TO BE DONE » Copy out all lines of the records in which the word "cultura" appears.

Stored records
********************

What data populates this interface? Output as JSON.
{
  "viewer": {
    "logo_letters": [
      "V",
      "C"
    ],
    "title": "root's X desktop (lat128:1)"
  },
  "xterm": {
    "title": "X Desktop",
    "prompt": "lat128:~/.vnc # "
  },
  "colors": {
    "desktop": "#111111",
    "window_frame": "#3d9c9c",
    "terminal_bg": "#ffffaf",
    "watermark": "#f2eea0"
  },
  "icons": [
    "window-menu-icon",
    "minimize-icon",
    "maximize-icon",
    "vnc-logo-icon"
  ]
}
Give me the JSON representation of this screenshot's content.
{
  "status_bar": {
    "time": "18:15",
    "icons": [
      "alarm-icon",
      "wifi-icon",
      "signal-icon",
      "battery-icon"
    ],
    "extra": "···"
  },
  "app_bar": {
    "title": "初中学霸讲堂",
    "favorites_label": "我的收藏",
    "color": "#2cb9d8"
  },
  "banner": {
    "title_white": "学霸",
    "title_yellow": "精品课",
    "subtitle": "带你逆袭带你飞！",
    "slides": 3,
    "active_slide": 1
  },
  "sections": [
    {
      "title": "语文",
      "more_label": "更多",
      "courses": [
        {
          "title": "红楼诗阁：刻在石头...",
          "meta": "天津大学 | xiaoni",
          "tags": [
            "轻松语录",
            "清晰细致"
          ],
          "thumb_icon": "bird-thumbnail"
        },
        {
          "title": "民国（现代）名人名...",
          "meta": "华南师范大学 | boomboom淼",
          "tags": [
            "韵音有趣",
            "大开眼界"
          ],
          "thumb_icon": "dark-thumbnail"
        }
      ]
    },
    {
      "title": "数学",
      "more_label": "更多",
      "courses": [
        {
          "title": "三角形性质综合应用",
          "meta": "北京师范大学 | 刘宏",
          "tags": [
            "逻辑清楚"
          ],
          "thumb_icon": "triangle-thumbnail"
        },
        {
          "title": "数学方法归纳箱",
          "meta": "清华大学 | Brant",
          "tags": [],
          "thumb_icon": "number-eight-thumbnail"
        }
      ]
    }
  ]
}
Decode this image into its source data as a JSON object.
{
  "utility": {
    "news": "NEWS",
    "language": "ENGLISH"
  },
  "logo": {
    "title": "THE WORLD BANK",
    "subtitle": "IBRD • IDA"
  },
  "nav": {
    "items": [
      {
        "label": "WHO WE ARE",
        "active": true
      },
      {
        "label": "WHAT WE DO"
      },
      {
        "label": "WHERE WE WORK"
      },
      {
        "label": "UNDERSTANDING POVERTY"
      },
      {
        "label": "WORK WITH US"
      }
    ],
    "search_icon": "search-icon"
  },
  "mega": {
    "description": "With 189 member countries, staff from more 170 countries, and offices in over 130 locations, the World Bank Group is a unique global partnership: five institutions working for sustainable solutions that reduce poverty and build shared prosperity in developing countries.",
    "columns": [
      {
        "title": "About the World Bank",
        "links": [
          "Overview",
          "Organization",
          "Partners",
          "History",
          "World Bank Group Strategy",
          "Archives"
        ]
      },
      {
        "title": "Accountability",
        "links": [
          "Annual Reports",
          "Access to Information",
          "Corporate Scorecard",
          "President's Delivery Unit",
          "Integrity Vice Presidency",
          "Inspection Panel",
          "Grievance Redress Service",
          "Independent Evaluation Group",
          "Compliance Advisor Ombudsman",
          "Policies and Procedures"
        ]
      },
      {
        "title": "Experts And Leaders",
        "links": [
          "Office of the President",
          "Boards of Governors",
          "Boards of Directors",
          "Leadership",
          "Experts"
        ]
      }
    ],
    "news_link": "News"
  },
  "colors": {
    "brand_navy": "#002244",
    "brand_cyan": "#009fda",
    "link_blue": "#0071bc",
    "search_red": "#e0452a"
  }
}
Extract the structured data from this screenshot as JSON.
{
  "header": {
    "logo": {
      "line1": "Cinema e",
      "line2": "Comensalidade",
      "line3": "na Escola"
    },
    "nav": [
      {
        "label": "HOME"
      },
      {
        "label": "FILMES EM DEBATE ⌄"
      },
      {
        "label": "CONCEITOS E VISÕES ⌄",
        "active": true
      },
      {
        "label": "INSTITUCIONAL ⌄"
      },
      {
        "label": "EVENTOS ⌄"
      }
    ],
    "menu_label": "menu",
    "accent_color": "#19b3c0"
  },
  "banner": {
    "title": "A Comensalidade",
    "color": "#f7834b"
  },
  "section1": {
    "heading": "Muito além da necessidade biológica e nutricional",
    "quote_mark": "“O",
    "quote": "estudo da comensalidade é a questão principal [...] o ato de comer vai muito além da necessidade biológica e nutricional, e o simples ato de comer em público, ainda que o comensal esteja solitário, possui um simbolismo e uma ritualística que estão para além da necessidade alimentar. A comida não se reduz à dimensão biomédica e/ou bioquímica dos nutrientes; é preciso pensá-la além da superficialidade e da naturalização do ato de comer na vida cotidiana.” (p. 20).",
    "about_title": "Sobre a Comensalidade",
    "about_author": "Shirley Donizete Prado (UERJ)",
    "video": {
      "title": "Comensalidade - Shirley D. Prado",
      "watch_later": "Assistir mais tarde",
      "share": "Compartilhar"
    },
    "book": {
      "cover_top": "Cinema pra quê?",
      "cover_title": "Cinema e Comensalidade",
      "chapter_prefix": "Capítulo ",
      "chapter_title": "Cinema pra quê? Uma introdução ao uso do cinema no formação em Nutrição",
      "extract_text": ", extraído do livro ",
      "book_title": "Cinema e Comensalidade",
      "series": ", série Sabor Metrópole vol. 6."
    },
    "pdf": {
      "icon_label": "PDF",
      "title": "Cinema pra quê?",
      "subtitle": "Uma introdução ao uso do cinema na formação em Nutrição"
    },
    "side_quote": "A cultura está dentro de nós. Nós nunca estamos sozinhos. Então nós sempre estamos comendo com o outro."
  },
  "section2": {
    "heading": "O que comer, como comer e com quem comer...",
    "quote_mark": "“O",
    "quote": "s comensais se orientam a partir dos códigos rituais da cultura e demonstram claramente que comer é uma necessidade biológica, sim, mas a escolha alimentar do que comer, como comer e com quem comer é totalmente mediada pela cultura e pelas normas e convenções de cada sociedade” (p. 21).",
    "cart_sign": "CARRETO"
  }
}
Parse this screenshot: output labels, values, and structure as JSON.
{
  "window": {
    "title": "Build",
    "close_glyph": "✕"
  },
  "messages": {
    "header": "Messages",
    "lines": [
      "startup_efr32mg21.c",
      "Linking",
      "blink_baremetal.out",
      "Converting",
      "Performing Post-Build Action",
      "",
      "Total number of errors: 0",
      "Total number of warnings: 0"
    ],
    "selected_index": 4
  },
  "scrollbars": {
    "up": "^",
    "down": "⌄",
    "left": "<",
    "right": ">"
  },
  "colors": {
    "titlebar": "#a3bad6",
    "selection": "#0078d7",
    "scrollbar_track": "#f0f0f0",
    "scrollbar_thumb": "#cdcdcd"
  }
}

********************

FINAL RESULT »
    "side_quote": "A cultura está dentro de nós. Nós nunca estamos sozinhos. Então nós sempre estamos comendo com o outro."
    "quote": "s comensais se orientam a partir dos códigos rituais da cultura e demonstram claramente que comer é uma necessidade biológica, sim, mas a escolha alimentar do que comer, como comer e com quem comer é totalmente mediada pela cultura e pelas normas e convenções de cada sociedade” (p. 21).",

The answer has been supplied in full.